►

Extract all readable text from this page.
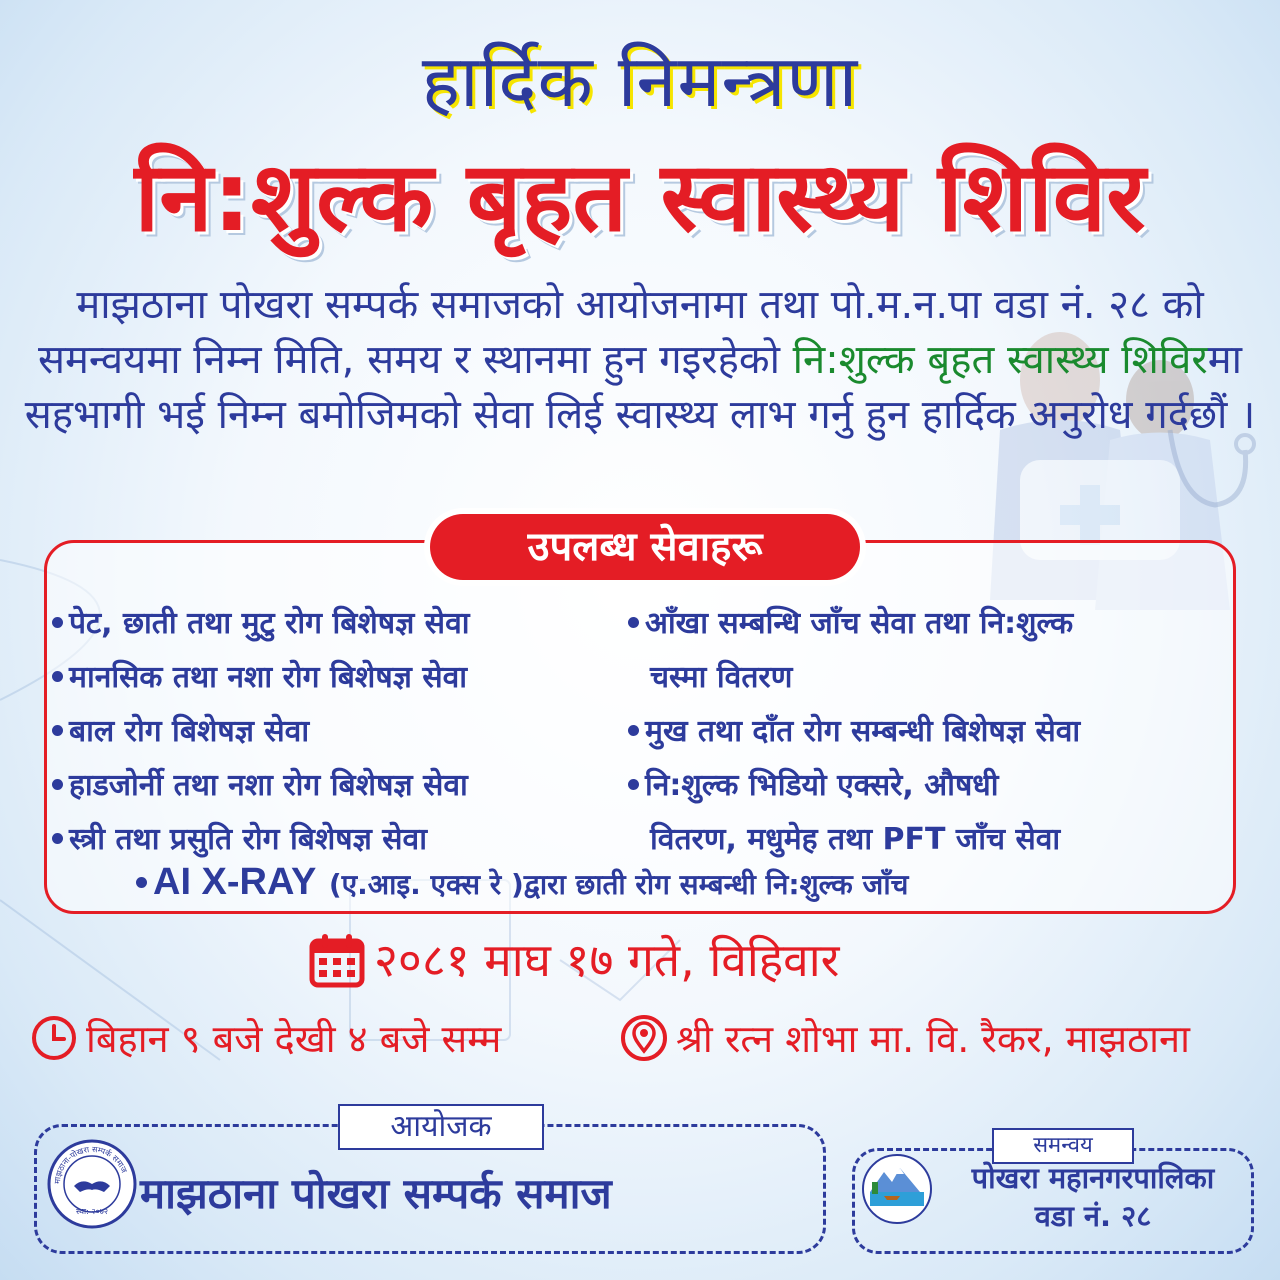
हार्दिक निमन्त्रणा
नि:शुल्क बृहत स्वास्थ्य शिविर
माझठाना पोखरा सम्पर्क समाजको आयोजनामा तथा पो.म.न.पा वडा नं. २८ को समन्वयमा निम्न मिति, समय र स्थानमा हुन गइरहेको नि:शुल्क बृहत स्वास्थ्य शिविरमा सहभागी भई निम्न बमोजिमको सेवा लिई स्वास्थ्य लाभ गर्नु हुन हार्दिक अनुरोध गर्दछौं ।
उपलब्ध सेवाहरू
पेट, छाती तथा मुटु रोग बिशेषज्ञ सेवा
मानसिक तथा नशा रोग बिशेषज्ञ सेवा
बाल रोग बिशेषज्ञ सेवा
हाडजोर्नी तथा नशा रोग बिशेषज्ञ सेवा
स्त्री तथा प्रसुति रोग बिशेषज्ञ सेवा
आँखा सम्बन्धि जाँच सेवा तथा नि:शुल्क
चस्मा वितरण
मुख तथा दाँत रोग सम्बन्धी बिशेषज्ञ सेवा
नि:शुल्क भिडियो एक्सरे, औषधी
वितरण, मधुमेह तथा PFT जाँच सेवा
AI X-RAY (ए.आइ. एक्स रे )द्वारा छाती रोग सम्बन्धी नि:शुल्क जाँच
२०८१ माघ १७ गते, विहिवार
बिहान ९ बजे देखी ४ बजे सम्म	श्री रत्न शोभा मा. वि. रैकर, माझठाना
आयोजक
माझठाना-पोखरा सम्पर्क समाज
स्था: २०७२ माझठाना पोखरा सम्पर्क समाज
समन्वय
पोखरा महानगरपालिका
वडा नं. २८
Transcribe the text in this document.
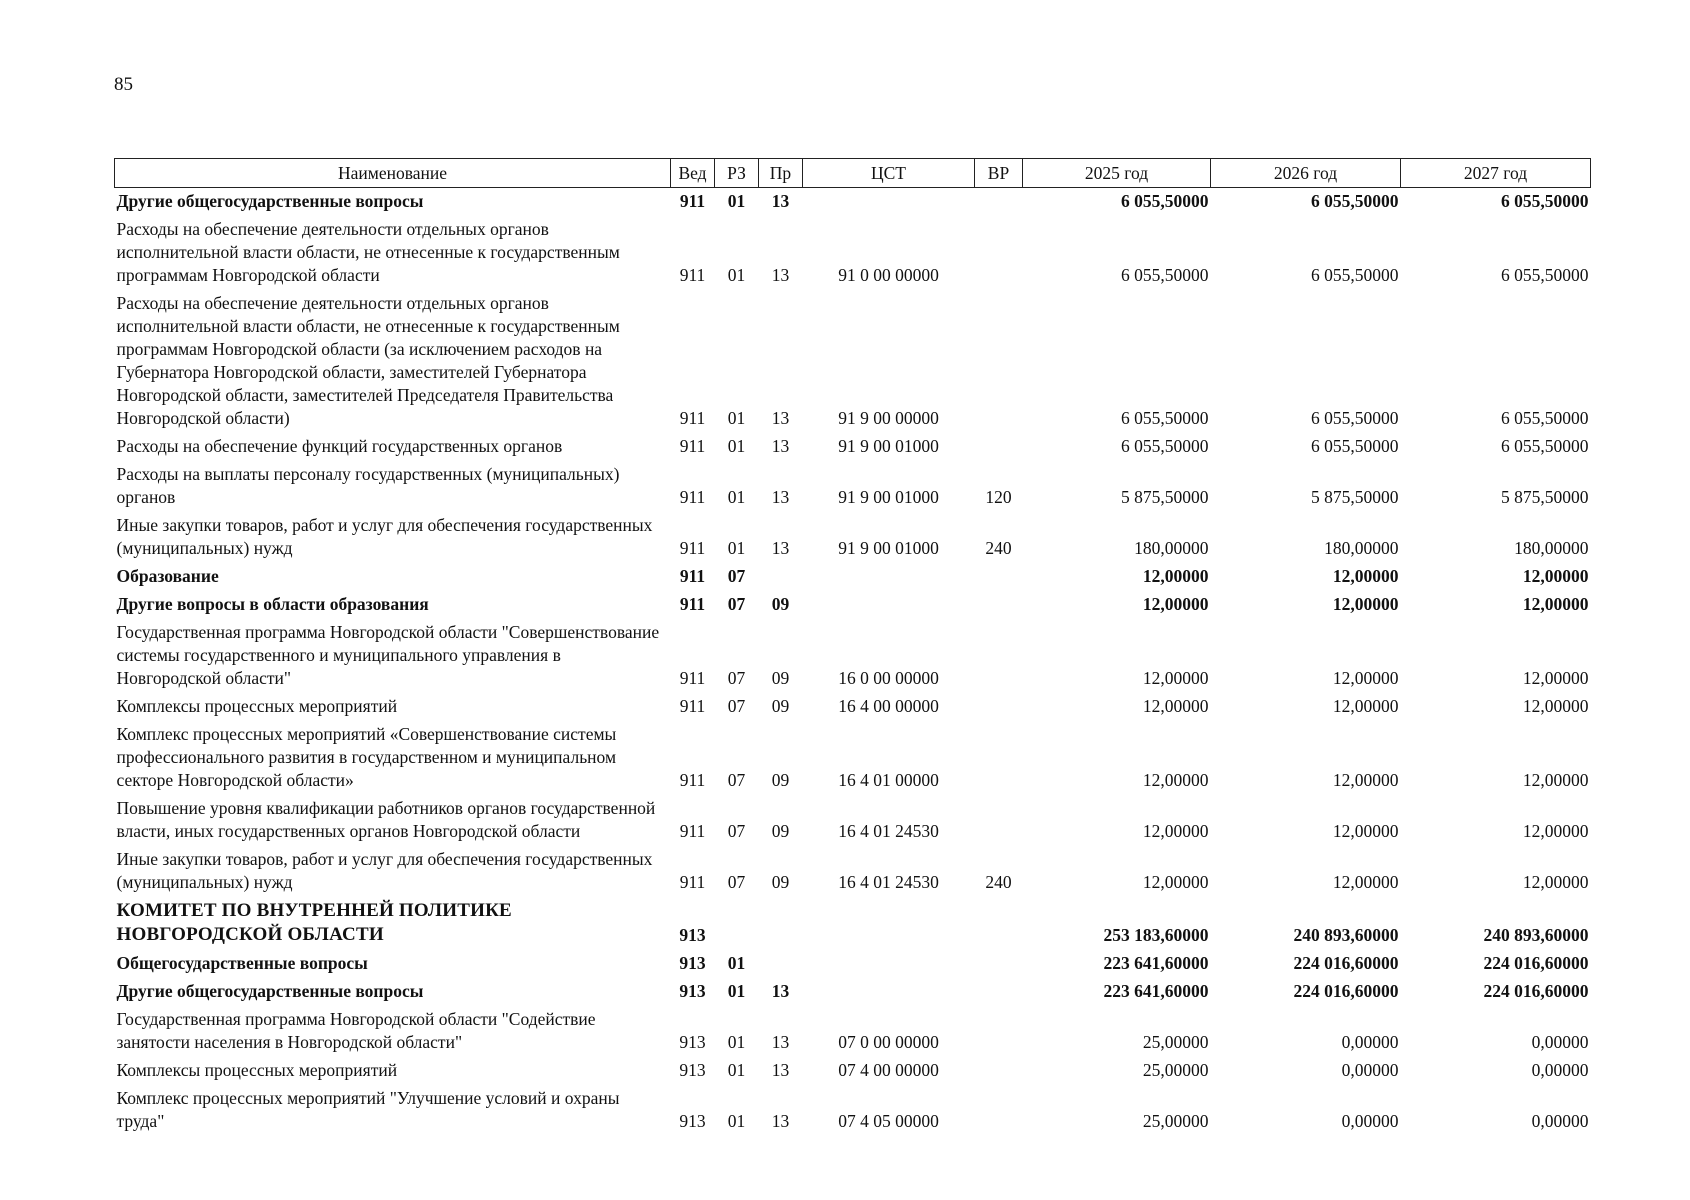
85
Наименование	Вед	РЗ	Пр	ЦСТ	ВР	2025 год	2026 год	2027 год
Другие общегосударственные вопросы	911	01	13			6 055,50000	6 055,50000	6 055,50000
Расходы на обеспечение деятельности отдельных органов исполнительной власти области, не отнесенные к государственным программам Новгородской области	911	01	13	91 0 00 00000		6 055,50000	6 055,50000	6 055,50000
Расходы на обеспечение деятельности отдельных органов исполнительной власти области, не отнесенные к государственным программам Новгородской области (за исключением расходов на Губернатора Новгородской области, заместителей Губернатора Новгородской области, заместителей Председателя Правительства Новгородской области)	911	01	13	91 9 00 00000		6 055,50000	6 055,50000	6 055,50000
Расходы на обеспечение функций государственных органов	911	01	13	91 9 00 01000		6 055,50000	6 055,50000	6 055,50000
Расходы на выплаты персоналу государственных (муниципальных) органов	911	01	13	91 9 00 01000	120	5 875,50000	5 875,50000	5 875,50000
Иные закупки товаров, работ и услуг для обеспечения государственных (муниципальных) нужд	911	01	13	91 9 00 01000	240	180,00000	180,00000	180,00000
Образование	911	07				12,00000	12,00000	12,00000
Другие вопросы в области образования	911	07	09			12,00000	12,00000	12,00000
Государственная программа Новгородской области "Совершенствование системы государственного и муниципального управления в Новгородской области"	911	07	09	16 0 00 00000		12,00000	12,00000	12,00000
Комплексы процессных мероприятий	911	07	09	16 4 00 00000		12,00000	12,00000	12,00000
Комплекс процессных мероприятий «Совершенствование системы профессионального развития в государственном и муниципальном секторе Новгородской области»	911	07	09	16 4 01 00000		12,00000	12,00000	12,00000
Повышение уровня квалификации работников органов государственной власти, иных государственных органов Новгородской области	911	07	09	16 4 01 24530		12,00000	12,00000	12,00000
Иные закупки товаров, работ и услуг для обеспечения государственных (муниципальных) нужд	911	07	09	16 4 01 24530	240	12,00000	12,00000	12,00000
КОМИТЕТ ПО ВНУТРЕННЕЙ ПОЛИТИКЕ НОВГОРОДСКОЙ ОБЛАСТИ	913					253 183,60000	240 893,60000	240 893,60000
Общегосударственные вопросы	913	01				223 641,60000	224 016,60000	224 016,60000
Другие общегосударственные вопросы	913	01	13			223 641,60000	224 016,60000	224 016,60000
Государственная программа Новгородской области "Содействие занятости населения в Новгородской области"	913	01	13	07 0 00 00000		25,00000	0,00000	0,00000
Комплексы процессных мероприятий	913	01	13	07 4 00 00000		25,00000	0,00000	0,00000
Комплекс процессных мероприятий "Улучшение условий и охраны труда"	913	01	13	07 4 05 00000		25,00000	0,00000	0,00000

◄

Exercise goal
Your copy of the data above should match it exactly, except that pictures are left out.

Exercise result
Extract all readable text from this page.
हार्दिक निमन्त्रणा
नि:शुल्क बृहत स्वास्थ्य शिविर
माझठाना पोखरा सम्पर्क समाजको आयोजनामा तथा पो.म.न.पा वडा नं. २८ को समन्वयमा निम्न मिति, समय र स्थानमा हुन गइरहेको नि:शुल्क बृहत स्वास्थ्य शिविरमा सहभागी भई निम्न बमोजिमको सेवा लिई स्वास्थ्य लाभ गर्नु हुन हार्दिक अनुरोध गर्दछौं ।
उपलब्ध सेवाहरू
पेट, छाती तथा मुटु रोग बिशेषज्ञ सेवा
मानसिक तथा नशा रोग बिशेषज्ञ सेवा
बाल रोग बिशेषज्ञ सेवा
हाडजोर्नी तथा नशा रोग बिशेषज्ञ सेवा
स्त्री तथा प्रसुति रोग बिशेषज्ञ सेवा
आँखा सम्बन्धि जाँच सेवा तथा नि:शुल्क
चस्मा वितरण
मुख तथा दाँत रोग सम्बन्धी बिशेषज्ञ सेवा
नि:शुल्क भिडियो एक्सरे, औषधी
वितरण, मधुमेह तथा PFT जाँच सेवा
AI X-RAY (ए.आइ. एक्स रे )द्वारा छाती रोग सम्बन्धी नि:शुल्क जाँच
२०८१ माघ १७ गते, विहिवार
बिहान ९ बजे देखी ४ बजे सम्म	श्री रत्न शोभा मा. वि. रैकर, माझठाना
आयोजक
माझठाना-पोखरा सम्पर्क समाज
स्था: २०७२ माझठाना पोखरा सम्पर्क समाज
समन्वय
पोखरा महानगरपालिका
वडा नं. २८
Transcribe the text in this document.
85
Наименование	Вед	РЗ	Пр	ЦСТ	ВР	2025 год	2026 год	2027 год
Другие общегосударственные вопросы	911	01	13			6 055,50000	6 055,50000	6 055,50000
Расходы на обеспечение деятельности отдельных органов исполнительной власти области, не отнесенные к государственным программам Новгородской области	911	01	13	91 0 00 00000		6 055,50000	6 055,50000	6 055,50000
Расходы на обеспечение деятельности отдельных органов исполнительной власти области, не отнесенные к государственным программам Новгородской области (за исключением расходов на Губернатора Новгородской области, заместителей Губернатора Новгородской области, заместителей Председателя Правительства Новгородской области)	911	01	13	91 9 00 00000		6 055,50000	6 055,50000	6 055,50000
Расходы на обеспечение функций государственных органов	911	01	13	91 9 00 01000		6 055,50000	6 055,50000	6 055,50000
Расходы на выплаты персоналу государственных (муниципальных) органов	911	01	13	91 9 00 01000	120	5 875,50000	5 875,50000	5 875,50000
Иные закупки товаров, работ и услуг для обеспечения государственных (муниципальных) нужд	911	01	13	91 9 00 01000	240	180,00000	180,00000	180,00000
Образование	911	07				12,00000	12,00000	12,00000
Другие вопросы в области образования	911	07	09			12,00000	12,00000	12,00000
Государственная программа Новгородской области "Совершенствование системы государственного и муниципального управления в Новгородской области"	911	07	09	16 0 00 00000		12,00000	12,00000	12,00000
Комплексы процессных мероприятий	911	07	09	16 4 00 00000		12,00000	12,00000	12,00000
Комплекс процессных мероприятий «Совершенствование системы профессионального развития в государственном и муниципальном секторе Новгородской области»	911	07	09	16 4 01 00000		12,00000	12,00000	12,00000
Повышение уровня квалификации работников органов государственной власти, иных государственных органов Новгородской области	911	07	09	16 4 01 24530		12,00000	12,00000	12,00000
Иные закупки товаров, работ и услуг для обеспечения государственных (муниципальных) нужд	911	07	09	16 4 01 24530	240	12,00000	12,00000	12,00000
КОМИТЕТ ПО ВНУТРЕННЕЙ ПОЛИТИКЕ НОВГОРОДСКОЙ ОБЛАСТИ	913					253 183,60000	240 893,60000	240 893,60000
Общегосударственные вопросы	913	01				223 641,60000	224 016,60000	224 016,60000
Другие общегосударственные вопросы	913	01	13			223 641,60000	224 016,60000	224 016,60000
Государственная программа Новгородской области "Содействие занятости населения в Новгородской области"	913	01	13	07 0 00 00000		25,00000	0,00000	0,00000
Комплексы процессных мероприятий	913	01	13	07 4 00 00000		25,00000	0,00000	0,00000
Комплекс процессных мероприятий "Улучшение условий и охраны труда"	913	01	13	07 4 05 00000		25,00000	0,00000	0,00000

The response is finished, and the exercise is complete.